RECORDS FOR PROCESSING:

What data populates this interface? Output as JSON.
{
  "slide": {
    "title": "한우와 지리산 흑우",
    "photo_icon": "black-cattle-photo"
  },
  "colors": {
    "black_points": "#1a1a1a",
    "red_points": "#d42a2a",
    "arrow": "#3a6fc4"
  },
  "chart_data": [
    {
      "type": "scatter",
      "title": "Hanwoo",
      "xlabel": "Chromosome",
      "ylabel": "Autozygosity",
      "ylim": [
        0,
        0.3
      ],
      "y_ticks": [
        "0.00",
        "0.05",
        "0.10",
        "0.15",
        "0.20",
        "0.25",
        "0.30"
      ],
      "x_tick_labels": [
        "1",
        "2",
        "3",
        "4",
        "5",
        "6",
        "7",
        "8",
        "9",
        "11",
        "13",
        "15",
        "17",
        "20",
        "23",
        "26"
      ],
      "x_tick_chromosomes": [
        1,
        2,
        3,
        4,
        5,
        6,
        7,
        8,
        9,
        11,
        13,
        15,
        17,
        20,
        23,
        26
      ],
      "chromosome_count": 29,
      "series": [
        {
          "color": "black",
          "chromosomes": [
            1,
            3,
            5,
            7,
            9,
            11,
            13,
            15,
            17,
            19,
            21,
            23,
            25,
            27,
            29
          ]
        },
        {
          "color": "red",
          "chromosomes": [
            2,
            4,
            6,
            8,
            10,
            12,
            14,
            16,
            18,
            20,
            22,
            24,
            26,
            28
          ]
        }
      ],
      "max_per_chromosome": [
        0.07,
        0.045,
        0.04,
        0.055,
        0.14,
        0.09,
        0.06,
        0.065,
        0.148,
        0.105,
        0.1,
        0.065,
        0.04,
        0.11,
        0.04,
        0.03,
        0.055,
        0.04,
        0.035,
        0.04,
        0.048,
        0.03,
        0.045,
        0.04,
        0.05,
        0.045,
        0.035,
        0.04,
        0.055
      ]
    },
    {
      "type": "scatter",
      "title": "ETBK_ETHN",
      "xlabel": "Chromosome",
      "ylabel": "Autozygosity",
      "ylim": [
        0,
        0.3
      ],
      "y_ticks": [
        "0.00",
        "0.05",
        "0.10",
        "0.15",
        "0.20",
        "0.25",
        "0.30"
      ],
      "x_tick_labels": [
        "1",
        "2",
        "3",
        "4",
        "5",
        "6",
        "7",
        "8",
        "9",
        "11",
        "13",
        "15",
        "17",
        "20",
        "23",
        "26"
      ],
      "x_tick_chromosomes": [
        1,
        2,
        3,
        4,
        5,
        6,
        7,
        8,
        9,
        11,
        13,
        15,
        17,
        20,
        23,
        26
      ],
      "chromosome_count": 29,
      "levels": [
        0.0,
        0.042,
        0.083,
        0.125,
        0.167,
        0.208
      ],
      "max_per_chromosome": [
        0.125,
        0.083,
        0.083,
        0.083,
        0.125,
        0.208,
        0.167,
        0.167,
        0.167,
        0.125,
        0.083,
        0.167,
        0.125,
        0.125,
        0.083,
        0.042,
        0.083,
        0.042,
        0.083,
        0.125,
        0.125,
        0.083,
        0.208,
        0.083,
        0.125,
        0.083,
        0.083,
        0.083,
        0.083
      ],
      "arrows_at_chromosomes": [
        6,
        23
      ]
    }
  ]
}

STATED GOAL: Locate the string "title" in the listing above and copy every line where it occurs.

SOLUTION TO THIS TASK:
    "title": "한우와 지리산 흑우",
      "title": "Hanwoo",
      "title": "ETBK_ETHN",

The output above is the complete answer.